What is the number of lines in these entries that include "será"? Write that number and no other text.

> RAW DATA:
■ ■ ■ ■

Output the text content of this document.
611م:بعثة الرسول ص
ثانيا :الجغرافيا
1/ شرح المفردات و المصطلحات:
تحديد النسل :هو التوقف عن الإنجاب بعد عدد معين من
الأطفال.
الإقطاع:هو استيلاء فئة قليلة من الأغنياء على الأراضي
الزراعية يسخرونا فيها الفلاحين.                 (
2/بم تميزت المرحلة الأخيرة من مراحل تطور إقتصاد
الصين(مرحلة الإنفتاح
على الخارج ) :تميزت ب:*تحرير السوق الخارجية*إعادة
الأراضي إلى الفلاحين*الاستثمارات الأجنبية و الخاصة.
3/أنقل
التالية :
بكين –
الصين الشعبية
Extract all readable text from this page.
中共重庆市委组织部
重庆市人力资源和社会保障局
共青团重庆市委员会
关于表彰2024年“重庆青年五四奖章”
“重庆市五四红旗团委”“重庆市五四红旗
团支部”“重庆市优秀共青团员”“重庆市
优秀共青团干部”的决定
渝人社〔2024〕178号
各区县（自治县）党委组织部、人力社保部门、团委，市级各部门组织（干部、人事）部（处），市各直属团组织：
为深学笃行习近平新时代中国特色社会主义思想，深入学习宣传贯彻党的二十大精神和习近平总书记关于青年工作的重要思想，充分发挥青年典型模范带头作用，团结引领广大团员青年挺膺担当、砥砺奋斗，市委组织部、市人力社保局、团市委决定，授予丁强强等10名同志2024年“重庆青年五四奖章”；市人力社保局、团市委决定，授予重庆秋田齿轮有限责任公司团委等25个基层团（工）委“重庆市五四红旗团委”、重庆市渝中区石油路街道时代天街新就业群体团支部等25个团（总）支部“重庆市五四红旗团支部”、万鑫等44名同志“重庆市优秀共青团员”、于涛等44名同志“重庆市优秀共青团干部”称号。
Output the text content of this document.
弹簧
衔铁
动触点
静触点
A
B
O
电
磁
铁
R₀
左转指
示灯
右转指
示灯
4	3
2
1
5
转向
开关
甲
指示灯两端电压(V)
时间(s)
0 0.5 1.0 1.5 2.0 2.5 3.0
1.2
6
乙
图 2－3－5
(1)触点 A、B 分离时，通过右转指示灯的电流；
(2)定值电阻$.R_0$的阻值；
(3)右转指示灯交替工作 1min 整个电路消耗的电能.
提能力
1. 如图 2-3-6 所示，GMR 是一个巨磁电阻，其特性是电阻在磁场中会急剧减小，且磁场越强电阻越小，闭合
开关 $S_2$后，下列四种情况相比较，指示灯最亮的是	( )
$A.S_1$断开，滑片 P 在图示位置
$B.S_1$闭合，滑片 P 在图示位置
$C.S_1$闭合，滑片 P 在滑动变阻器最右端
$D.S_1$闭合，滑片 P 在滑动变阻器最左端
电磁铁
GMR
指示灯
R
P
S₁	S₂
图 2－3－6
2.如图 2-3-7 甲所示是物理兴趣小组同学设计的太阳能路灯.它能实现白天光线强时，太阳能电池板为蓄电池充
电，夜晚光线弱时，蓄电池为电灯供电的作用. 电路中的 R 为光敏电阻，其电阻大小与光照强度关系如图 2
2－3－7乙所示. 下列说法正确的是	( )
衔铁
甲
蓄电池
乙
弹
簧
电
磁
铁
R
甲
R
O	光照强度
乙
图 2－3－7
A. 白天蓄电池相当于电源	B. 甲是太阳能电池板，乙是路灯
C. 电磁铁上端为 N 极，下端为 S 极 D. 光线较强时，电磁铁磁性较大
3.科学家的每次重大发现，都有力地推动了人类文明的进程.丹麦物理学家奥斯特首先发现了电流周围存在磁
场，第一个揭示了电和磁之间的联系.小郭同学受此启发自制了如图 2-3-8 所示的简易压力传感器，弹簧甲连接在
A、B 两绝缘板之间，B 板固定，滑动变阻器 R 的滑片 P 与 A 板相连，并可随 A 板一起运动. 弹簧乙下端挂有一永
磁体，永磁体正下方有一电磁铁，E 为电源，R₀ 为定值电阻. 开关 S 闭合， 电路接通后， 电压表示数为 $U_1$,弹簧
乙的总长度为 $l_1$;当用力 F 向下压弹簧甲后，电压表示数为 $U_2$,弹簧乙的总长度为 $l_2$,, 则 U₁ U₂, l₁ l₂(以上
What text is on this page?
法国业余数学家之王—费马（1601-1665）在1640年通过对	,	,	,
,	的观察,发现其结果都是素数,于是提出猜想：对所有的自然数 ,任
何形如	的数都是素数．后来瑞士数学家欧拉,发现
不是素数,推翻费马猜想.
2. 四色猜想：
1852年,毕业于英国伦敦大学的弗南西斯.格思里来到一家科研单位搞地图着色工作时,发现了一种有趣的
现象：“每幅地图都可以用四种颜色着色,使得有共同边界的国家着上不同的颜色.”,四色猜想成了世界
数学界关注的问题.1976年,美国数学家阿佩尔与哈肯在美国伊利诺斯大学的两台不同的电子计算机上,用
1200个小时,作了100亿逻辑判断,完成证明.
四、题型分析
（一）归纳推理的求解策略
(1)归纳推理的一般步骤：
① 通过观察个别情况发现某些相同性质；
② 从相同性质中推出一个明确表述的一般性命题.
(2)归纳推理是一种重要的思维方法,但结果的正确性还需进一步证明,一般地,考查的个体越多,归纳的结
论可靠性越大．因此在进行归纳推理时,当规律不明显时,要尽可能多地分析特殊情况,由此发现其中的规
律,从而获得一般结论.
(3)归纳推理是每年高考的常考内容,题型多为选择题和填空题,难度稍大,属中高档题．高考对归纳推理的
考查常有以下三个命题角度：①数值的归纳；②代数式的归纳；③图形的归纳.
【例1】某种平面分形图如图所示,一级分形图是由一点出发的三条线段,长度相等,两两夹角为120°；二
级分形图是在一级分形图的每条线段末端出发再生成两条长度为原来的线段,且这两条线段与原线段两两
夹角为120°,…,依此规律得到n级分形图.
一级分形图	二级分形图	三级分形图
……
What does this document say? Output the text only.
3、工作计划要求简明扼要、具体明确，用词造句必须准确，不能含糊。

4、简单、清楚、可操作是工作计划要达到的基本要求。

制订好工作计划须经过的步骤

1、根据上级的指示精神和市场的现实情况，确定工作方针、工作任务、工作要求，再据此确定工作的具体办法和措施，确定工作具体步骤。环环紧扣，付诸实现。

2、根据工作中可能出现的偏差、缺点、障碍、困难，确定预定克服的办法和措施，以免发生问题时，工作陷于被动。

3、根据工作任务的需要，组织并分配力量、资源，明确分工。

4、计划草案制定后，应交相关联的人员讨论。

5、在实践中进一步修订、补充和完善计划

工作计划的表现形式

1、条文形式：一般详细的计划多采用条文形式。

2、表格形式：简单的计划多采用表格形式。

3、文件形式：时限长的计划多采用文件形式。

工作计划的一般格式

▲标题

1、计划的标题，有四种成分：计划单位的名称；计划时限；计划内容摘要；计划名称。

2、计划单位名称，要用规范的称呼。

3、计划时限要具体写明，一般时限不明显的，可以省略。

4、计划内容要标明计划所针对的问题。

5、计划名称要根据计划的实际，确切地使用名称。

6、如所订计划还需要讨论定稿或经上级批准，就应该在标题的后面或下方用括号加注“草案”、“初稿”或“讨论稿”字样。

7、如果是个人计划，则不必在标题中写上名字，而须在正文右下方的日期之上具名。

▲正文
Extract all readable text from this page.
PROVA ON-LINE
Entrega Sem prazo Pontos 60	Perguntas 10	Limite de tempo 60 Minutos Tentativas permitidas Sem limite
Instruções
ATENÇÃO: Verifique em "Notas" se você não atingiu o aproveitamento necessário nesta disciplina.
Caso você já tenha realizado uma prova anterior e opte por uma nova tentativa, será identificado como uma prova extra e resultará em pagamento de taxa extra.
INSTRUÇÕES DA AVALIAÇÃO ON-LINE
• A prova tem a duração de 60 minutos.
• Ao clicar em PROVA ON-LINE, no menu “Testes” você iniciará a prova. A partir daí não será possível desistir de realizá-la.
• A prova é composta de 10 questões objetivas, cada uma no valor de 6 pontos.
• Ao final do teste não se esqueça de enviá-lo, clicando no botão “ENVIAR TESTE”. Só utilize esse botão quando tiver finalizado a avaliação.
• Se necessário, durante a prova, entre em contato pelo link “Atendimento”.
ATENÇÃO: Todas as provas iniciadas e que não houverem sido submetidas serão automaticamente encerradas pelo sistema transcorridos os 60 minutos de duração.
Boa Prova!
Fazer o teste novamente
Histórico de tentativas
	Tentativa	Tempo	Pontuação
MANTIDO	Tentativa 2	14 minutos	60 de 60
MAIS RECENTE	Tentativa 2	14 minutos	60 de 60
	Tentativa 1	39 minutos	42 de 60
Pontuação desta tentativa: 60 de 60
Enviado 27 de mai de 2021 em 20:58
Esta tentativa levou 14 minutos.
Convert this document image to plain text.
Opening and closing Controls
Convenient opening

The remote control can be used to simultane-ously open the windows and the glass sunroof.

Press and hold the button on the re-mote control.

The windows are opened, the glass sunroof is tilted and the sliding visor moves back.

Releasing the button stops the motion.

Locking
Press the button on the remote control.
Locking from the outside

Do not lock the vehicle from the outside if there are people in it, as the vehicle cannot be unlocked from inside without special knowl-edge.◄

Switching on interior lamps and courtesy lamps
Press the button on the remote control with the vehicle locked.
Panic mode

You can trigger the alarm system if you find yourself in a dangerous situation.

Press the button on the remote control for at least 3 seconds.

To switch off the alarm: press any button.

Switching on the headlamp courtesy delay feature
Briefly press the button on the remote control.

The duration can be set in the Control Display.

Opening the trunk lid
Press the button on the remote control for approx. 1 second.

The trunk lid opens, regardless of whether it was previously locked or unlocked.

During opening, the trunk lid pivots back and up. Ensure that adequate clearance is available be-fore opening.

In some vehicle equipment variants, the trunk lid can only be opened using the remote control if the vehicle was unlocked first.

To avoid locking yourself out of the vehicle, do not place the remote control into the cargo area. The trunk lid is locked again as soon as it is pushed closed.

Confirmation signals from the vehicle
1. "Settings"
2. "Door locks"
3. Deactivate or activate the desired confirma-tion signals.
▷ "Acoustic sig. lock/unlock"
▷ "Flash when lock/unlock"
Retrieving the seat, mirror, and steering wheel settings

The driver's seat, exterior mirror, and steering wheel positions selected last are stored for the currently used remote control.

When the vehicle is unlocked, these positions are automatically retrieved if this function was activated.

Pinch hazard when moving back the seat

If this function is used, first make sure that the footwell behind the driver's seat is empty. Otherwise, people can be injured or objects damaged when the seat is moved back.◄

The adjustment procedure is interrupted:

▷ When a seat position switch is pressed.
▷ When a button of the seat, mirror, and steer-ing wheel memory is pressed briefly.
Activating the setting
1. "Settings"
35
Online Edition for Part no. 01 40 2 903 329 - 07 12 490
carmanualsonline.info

■ ■ ■ ■

> TASK OUTPUT:
2